Stated task:
Could you output each line of the data that follows exactly?

Saved data entries:
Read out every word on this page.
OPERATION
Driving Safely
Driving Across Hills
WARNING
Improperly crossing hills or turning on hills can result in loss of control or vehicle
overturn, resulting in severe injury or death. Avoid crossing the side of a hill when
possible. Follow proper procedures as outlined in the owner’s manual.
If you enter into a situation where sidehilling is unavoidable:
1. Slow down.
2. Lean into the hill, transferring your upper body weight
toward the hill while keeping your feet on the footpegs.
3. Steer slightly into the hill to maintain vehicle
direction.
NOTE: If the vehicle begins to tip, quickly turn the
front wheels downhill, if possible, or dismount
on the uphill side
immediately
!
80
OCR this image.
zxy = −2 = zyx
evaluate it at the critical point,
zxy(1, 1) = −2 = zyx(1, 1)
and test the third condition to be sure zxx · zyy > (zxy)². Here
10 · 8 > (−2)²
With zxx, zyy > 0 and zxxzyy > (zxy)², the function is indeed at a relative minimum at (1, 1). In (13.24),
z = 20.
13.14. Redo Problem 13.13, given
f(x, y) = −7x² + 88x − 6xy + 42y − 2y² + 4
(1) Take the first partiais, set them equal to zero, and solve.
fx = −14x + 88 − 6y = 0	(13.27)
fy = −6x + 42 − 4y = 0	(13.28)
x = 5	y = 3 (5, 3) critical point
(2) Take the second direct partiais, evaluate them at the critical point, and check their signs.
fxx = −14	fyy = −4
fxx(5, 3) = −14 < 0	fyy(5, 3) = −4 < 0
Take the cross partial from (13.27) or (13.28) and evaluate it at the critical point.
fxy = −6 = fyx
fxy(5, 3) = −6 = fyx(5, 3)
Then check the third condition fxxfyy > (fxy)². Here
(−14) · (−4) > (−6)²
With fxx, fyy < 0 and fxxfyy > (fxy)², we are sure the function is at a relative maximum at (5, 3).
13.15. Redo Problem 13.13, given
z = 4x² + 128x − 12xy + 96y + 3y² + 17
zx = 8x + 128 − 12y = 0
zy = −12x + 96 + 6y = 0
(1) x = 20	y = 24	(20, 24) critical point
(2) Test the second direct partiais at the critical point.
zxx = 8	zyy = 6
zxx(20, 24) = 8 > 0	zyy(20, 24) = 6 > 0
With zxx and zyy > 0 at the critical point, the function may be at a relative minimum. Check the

Exercise response:
Read out every word on this page.
OPERATION
Driving Safely
Driving Across Hills
WARNING
Improperly crossing hills or turning on hills can result in loss of control or vehicle
overturn, resulting in severe injury or death. Avoid crossing the side of a hill when
possible. Follow proper procedures as outlined in the owner’s manual.
If you enter into a situation where sidehilling is unavoidable:
1. Slow down.
2. Lean into the hill, transferring your upper body weight
toward the hill while keeping your feet on the footpegs.
3. Steer slightly into the hill to maintain vehicle
direction.
NOTE: If the vehicle begins to tip, quickly turn the
front wheels downhill, if possible, or dismount
on the uphill side
immediately
!
80
OCR this image.
zxy = −2 = zyx
evaluate it at the critical point,
zxy(1, 1) = −2 = zyx(1, 1)
and test the third condition to be sure zxx · zyy > (zxy)². Here
10 · 8 > (−2)²
With zxx, zyy > 0 and zxxzyy > (zxy)², the function is indeed at a relative minimum at (1, 1). In (13.24),
z = 20.
13.14. Redo Problem 13.13, given
f(x, y) = −7x² + 88x − 6xy + 42y − 2y² + 4
(1) Take the first partiais, set them equal to zero, and solve.
fx = −14x + 88 − 6y = 0	(13.27)
fy = −6x + 42 − 4y = 0	(13.28)
x = 5	y = 3 (5, 3) critical point
(2) Take the second direct partiais, evaluate them at the critical point, and check their signs.
fxx = −14	fyy = −4
fxx(5, 3) = −14 < 0	fyy(5, 3) = −4 < 0
Take the cross partial from (13.27) or (13.28) and evaluate it at the critical point.
fxy = −6 = fyx
fxy(5, 3) = −6 = fyx(5, 3)
Then check the third condition fxxfyy > (fxy)². Here
(−14) · (−4) > (−6)²
With fxx, fyy < 0 and fxxfyy > (fxy)², we are sure the function is at a relative maximum at (5, 3).
13.15. Redo Problem 13.13, given
z = 4x² + 128x − 12xy + 96y + 3y² + 17
zx = 8x + 128 − 12y = 0
zy = −12x + 96 + 6y = 0
(1) x = 20	y = 24	(20, 24) critical point
(2) Test the second direct partiais at the critical point.
zxx = 8	zyy = 6
zxx(20, 24) = 8 > 0	zyy(20, 24) = 6 > 0
With zxx and zyy > 0 at the critical point, the function may be at a relative minimum. Check the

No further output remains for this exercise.